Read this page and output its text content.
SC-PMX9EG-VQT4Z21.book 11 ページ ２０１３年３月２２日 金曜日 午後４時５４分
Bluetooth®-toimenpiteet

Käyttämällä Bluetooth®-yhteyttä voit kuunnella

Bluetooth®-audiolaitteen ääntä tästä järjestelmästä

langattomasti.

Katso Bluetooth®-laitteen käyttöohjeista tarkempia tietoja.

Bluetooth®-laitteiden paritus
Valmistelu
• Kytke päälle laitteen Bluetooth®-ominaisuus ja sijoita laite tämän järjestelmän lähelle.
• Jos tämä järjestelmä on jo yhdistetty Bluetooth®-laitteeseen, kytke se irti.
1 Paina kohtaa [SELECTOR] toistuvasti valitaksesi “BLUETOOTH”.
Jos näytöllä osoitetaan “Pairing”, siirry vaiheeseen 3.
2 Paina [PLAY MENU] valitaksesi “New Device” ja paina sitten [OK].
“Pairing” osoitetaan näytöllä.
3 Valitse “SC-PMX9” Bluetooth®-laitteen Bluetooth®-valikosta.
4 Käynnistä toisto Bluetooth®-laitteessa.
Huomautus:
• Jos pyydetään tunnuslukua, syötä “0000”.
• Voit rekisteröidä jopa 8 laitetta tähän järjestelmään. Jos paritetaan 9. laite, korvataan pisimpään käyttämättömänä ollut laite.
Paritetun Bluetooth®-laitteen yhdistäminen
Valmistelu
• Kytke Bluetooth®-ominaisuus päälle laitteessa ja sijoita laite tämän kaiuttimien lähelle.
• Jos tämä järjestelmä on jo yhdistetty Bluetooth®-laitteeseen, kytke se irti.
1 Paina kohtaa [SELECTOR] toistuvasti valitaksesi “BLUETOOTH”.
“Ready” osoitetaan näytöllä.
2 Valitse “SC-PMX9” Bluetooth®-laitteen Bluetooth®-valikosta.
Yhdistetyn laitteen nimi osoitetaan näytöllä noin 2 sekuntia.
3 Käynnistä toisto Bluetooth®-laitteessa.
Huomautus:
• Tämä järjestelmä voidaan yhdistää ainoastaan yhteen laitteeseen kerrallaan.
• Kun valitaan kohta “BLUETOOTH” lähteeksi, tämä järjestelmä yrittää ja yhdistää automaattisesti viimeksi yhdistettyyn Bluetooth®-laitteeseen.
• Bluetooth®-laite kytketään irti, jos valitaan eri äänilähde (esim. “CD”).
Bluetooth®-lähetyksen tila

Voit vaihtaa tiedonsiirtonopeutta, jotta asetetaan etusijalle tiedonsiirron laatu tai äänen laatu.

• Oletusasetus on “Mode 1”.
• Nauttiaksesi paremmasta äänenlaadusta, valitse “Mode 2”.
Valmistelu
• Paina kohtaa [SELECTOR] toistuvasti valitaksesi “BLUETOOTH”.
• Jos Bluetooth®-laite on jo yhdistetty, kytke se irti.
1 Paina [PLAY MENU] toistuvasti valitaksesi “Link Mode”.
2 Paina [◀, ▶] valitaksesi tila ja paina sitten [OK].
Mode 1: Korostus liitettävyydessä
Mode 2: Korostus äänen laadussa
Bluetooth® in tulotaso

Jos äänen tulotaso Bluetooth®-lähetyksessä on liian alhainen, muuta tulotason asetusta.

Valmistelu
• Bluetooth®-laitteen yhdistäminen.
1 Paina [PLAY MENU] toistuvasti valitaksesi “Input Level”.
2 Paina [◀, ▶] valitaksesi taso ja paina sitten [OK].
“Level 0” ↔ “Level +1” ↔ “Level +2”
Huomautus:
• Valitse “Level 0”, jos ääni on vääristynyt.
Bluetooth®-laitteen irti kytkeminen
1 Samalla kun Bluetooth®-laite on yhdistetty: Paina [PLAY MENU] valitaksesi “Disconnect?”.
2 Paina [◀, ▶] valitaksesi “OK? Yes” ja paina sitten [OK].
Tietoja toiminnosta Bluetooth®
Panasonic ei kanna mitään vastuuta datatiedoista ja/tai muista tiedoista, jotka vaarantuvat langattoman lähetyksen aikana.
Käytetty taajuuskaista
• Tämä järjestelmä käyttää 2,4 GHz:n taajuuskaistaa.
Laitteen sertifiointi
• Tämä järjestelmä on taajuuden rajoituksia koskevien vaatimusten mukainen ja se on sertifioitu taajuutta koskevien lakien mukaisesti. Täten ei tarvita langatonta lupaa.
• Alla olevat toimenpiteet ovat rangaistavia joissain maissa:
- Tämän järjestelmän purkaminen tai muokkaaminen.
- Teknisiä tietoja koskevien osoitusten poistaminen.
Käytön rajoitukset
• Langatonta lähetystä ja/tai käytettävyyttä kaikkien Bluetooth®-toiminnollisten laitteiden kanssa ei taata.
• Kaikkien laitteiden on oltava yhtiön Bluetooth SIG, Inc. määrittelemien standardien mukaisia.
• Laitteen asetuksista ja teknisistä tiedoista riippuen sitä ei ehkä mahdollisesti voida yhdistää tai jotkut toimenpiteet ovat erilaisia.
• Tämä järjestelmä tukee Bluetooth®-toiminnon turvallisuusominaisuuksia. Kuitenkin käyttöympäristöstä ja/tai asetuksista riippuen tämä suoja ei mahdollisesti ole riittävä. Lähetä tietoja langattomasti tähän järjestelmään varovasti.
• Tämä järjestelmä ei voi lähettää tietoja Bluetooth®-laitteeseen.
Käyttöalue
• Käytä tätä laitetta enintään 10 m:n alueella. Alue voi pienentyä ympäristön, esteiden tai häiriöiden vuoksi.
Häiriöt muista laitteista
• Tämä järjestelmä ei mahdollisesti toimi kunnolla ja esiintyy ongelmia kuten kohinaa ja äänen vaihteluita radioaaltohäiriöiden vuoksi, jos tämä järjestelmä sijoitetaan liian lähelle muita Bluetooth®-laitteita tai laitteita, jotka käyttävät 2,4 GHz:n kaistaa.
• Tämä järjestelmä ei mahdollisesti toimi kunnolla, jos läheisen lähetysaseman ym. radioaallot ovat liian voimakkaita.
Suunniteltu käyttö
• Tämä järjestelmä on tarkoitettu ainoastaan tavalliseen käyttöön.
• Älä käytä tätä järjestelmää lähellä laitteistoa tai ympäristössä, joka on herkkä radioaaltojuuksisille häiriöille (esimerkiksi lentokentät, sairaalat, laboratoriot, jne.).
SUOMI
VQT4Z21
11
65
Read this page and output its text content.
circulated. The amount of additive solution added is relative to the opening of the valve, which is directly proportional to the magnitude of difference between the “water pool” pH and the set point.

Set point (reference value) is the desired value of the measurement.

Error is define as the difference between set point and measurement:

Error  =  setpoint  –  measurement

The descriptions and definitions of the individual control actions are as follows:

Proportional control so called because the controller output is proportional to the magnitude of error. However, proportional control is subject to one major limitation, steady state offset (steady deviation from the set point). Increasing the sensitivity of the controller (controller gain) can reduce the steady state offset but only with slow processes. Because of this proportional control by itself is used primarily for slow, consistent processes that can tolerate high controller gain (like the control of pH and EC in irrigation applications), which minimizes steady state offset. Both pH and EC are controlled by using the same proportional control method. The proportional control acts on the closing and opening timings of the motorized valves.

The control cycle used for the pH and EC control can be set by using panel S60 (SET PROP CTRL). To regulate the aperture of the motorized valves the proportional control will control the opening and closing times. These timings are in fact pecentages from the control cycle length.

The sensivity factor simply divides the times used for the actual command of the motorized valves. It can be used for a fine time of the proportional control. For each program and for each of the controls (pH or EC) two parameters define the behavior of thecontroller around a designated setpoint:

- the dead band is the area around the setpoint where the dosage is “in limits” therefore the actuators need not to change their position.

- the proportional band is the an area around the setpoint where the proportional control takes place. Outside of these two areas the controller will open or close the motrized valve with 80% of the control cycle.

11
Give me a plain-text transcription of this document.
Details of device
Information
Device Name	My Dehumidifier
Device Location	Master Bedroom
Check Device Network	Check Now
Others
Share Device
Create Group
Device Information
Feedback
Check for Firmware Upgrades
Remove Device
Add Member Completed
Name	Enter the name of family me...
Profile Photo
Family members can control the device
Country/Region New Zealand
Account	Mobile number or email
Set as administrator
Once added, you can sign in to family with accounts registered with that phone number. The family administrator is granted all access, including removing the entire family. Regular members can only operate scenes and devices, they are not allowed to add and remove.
-----
_Instructions for the task_
Repeat only what runs from the line holding "Give me a plain-text" to the end of the data, keeping every line exactly as written, first and last included.

_Solution to this problem_
Give me a plain-text transcription of this document.
Details of device
Information
Device Name	My Dehumidifier
Device Location	Master Bedroom
Check Device Network	Check Now
Others
Share Device
Create Group
Device Information
Feedback
Check for Firmware Upgrades
Remove Device
Add Member Completed
Name	Enter the name of family me...
Profile Photo
Family members can control the device
Country/Region New Zealand
Account	Mobile number or email
Set as administrator
Once added, you can sign in to family with accounts registered with that phone number. The family administrator is granted all access, including removing the entire family. Regular members can only operate scenes and devices, they are not allowed to add and remove.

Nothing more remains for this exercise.